| EXERCISE PROMPT |
Gather up all lines that carry the word "более".

| SUPPLIED MATERIAL |

== == ==

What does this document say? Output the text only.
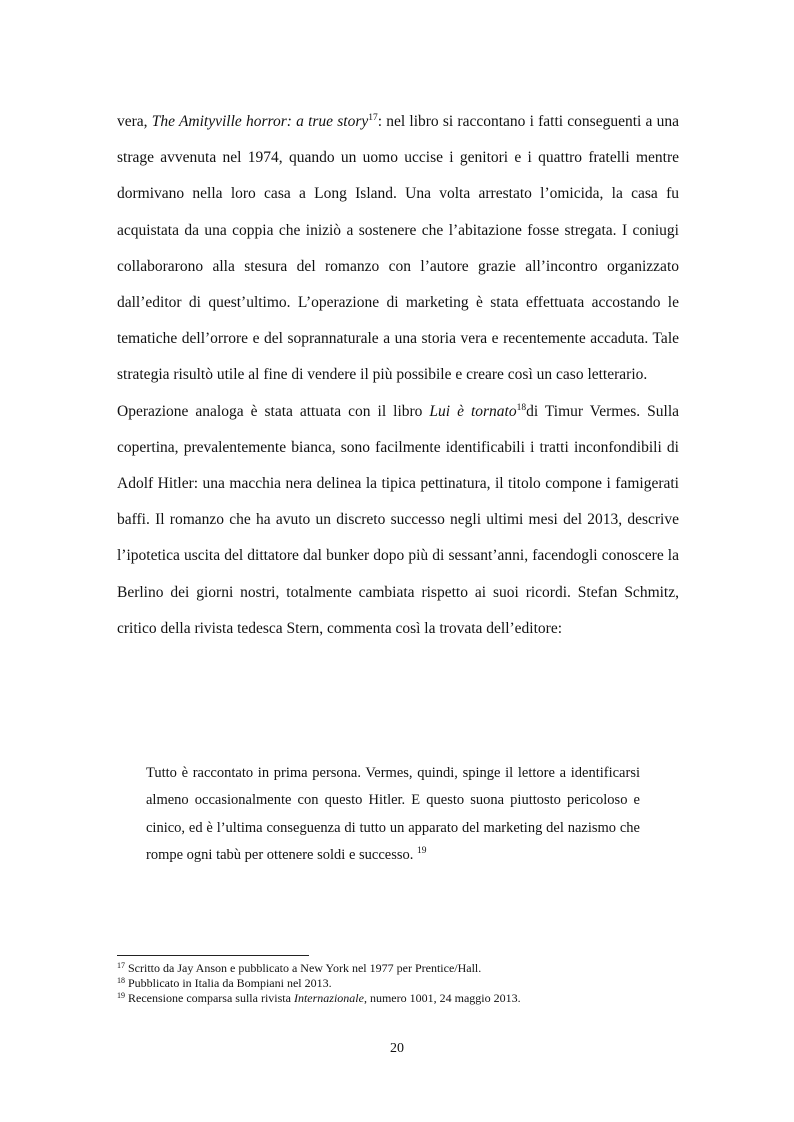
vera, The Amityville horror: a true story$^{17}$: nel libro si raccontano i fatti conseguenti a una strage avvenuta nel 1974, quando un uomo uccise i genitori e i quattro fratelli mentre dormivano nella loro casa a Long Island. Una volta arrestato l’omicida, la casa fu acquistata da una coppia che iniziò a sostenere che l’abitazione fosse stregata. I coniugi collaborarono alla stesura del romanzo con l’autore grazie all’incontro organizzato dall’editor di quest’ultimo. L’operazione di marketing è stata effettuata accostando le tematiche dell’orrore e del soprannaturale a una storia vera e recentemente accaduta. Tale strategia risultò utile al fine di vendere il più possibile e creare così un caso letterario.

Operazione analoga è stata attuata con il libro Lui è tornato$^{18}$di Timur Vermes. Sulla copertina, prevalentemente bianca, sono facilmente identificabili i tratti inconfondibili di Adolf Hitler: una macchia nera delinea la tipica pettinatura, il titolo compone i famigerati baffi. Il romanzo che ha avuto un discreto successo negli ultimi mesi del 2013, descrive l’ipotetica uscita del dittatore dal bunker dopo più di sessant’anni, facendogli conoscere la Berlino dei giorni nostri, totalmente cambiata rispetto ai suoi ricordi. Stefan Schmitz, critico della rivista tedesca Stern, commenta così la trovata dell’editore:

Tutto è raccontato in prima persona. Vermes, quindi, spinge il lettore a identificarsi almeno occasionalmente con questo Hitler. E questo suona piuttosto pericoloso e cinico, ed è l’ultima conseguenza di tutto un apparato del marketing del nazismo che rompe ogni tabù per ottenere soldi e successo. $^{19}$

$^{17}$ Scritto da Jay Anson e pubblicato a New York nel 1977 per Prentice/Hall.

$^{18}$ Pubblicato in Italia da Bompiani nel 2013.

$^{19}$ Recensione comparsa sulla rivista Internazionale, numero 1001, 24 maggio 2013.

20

== == ==

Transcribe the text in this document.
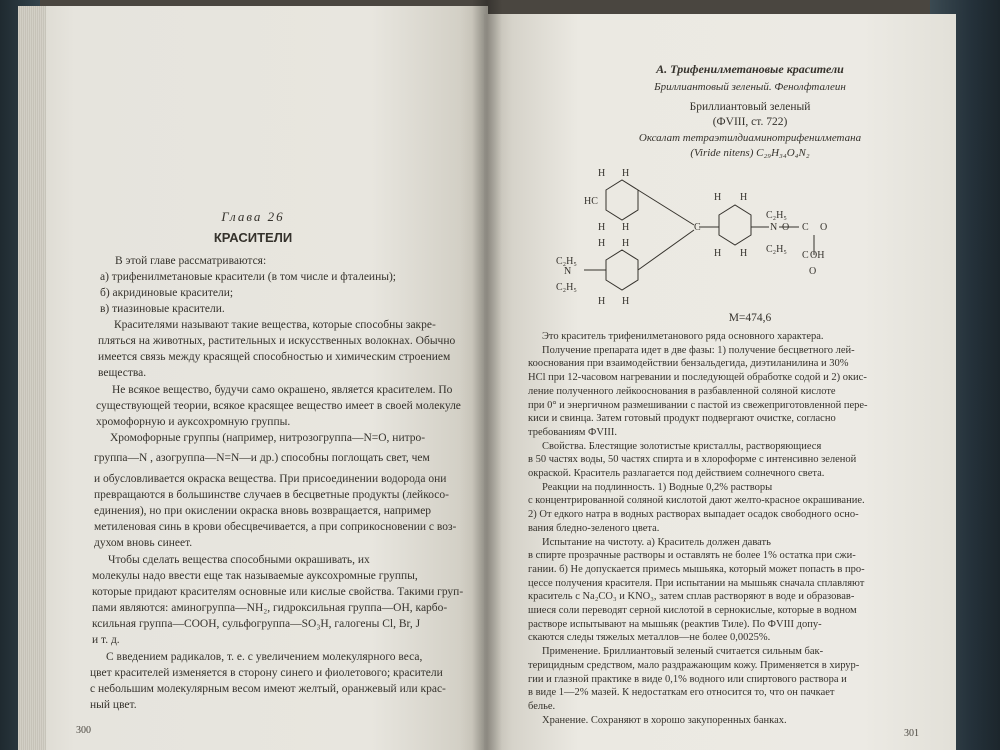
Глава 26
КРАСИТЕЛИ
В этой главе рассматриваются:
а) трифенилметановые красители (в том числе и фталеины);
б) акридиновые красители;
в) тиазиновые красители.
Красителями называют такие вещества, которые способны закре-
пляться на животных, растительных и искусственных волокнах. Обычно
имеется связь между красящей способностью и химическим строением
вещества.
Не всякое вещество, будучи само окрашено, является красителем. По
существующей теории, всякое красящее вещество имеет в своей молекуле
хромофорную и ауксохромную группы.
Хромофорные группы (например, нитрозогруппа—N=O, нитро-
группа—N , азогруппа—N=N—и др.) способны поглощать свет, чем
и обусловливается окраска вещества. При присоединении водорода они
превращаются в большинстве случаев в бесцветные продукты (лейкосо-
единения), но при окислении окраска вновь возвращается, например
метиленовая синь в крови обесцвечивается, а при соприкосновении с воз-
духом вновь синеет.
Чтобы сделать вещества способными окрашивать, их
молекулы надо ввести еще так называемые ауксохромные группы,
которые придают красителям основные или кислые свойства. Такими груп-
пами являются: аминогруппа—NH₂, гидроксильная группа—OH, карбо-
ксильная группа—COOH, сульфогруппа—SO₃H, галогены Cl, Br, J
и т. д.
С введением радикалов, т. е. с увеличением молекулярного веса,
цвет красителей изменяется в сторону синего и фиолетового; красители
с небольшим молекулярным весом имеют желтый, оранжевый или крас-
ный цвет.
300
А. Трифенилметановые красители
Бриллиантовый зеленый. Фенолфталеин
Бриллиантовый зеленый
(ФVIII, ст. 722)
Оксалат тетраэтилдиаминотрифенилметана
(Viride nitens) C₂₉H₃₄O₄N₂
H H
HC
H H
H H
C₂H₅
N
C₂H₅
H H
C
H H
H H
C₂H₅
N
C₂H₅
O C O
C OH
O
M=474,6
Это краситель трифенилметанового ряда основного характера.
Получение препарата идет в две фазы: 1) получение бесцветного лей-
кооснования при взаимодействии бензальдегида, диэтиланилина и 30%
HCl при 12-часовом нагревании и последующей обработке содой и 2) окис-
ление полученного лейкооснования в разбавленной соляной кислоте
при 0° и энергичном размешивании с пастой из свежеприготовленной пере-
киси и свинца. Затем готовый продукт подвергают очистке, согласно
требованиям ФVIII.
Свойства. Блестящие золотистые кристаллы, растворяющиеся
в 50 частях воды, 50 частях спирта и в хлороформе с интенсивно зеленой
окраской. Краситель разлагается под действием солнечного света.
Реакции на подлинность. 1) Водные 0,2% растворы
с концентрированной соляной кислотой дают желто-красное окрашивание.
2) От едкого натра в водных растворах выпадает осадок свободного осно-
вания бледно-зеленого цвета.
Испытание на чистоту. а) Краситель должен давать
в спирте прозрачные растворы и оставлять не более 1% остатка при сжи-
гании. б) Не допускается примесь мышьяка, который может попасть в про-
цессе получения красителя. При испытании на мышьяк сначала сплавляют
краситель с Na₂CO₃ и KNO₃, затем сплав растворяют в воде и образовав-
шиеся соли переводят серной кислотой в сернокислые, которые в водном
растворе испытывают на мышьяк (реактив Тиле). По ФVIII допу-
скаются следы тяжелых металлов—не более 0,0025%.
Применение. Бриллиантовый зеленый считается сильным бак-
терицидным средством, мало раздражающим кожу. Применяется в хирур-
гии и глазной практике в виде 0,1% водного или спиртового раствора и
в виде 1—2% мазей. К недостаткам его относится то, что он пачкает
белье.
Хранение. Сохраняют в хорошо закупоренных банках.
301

== == ==

| WRITTEN ANSWER |
в спирте прозрачные растворы и оставлять не более 1% остатка при сжи-
скаются следы тяжелых металлов—не более 0,0025%.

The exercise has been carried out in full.